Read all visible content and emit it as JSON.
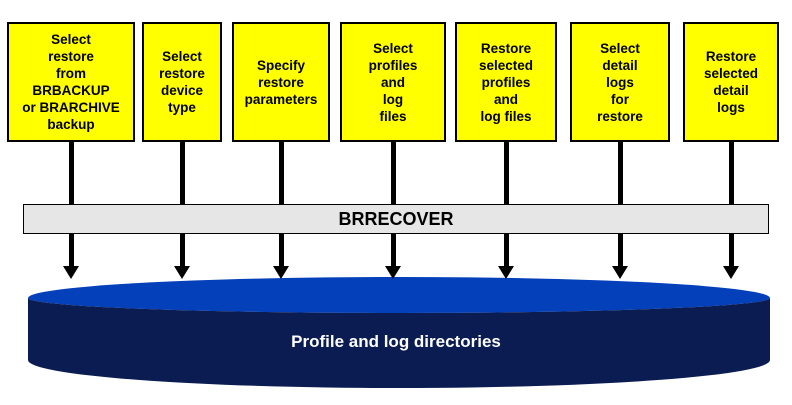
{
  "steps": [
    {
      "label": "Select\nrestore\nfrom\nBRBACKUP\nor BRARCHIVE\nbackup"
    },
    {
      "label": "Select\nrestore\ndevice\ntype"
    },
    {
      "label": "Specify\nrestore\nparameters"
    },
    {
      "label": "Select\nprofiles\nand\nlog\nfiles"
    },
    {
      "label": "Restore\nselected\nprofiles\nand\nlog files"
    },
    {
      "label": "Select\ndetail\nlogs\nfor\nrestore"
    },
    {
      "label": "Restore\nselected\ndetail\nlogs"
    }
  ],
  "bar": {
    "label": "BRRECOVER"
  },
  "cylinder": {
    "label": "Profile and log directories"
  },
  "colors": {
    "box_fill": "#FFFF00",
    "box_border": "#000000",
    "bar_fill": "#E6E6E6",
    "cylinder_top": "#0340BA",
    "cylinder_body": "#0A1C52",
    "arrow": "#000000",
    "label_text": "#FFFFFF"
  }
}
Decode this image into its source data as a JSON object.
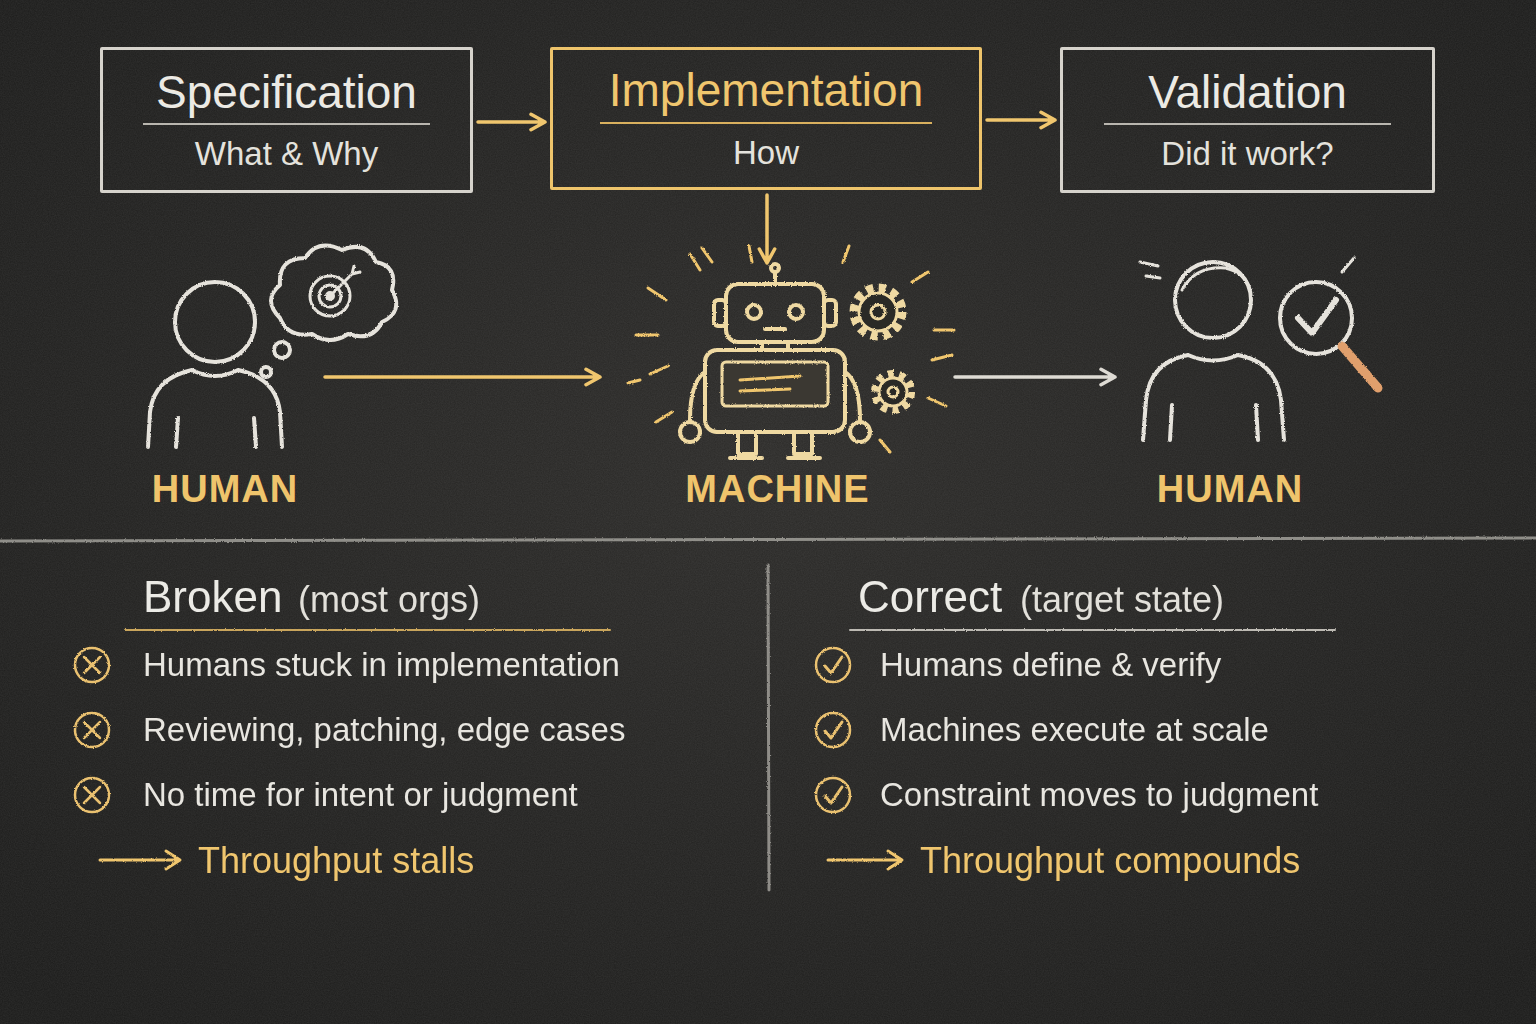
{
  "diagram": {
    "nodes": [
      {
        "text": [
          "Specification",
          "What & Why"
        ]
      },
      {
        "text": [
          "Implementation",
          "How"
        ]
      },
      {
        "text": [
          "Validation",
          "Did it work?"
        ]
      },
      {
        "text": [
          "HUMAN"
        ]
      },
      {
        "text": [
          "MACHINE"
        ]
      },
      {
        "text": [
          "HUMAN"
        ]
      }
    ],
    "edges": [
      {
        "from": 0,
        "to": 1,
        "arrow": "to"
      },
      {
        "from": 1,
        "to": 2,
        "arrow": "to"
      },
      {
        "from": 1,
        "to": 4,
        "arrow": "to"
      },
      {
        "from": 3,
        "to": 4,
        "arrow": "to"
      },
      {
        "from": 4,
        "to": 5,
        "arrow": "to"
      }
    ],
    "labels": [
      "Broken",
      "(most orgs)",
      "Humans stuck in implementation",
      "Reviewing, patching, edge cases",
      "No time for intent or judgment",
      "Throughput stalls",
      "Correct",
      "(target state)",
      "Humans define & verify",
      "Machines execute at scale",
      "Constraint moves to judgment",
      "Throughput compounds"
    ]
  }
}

———

Aim |
Skip the pictures and copy exactly the lines from the one containing "Decode this image" through the end of the material, both ends included.

Expected answer |
Decode this image into its source data as a JSON object.
{
  "diagram": {
    "nodes": [
      {
        "text": [
          "Specification",
          "What & Why"
        ]
      },
      {
        "text": [
          "Implementation",
          "How"
        ]
      },
      {
        "text": [
          "Validation",
          "Did it work?"
        ]
      },
      {
        "text": [
          "HUMAN"
        ]
      },
      {
        "text": [
          "MACHINE"
        ]
      },
      {
        "text": [
          "HUMAN"
        ]
      }
    ],
    "edges": [
      {
        "from": 0,
        "to": 1,
        "arrow": "to"
      },
      {
        "from": 1,
        "to": 2,
        "arrow": "to"
      },
      {
        "from": 1,
        "to": 4,
        "arrow": "to"
      },
      {
        "from": 3,
        "to": 4,
        "arrow": "to"
      },
      {
        "from": 4,
        "to": 5,
        "arrow": "to"
      }
    ],
    "labels": [
      "Broken",
      "(most orgs)",
      "Humans stuck in implementation",
      "Reviewing, patching, edge cases",
      "No time for intent or judgment",
      "Throughput stalls",
      "Correct",
      "(target state)",
      "Humans define & verify",
      "Machines execute at scale",
      "Constraint moves to judgment",
      "Throughput compounds"
    ]
  }
}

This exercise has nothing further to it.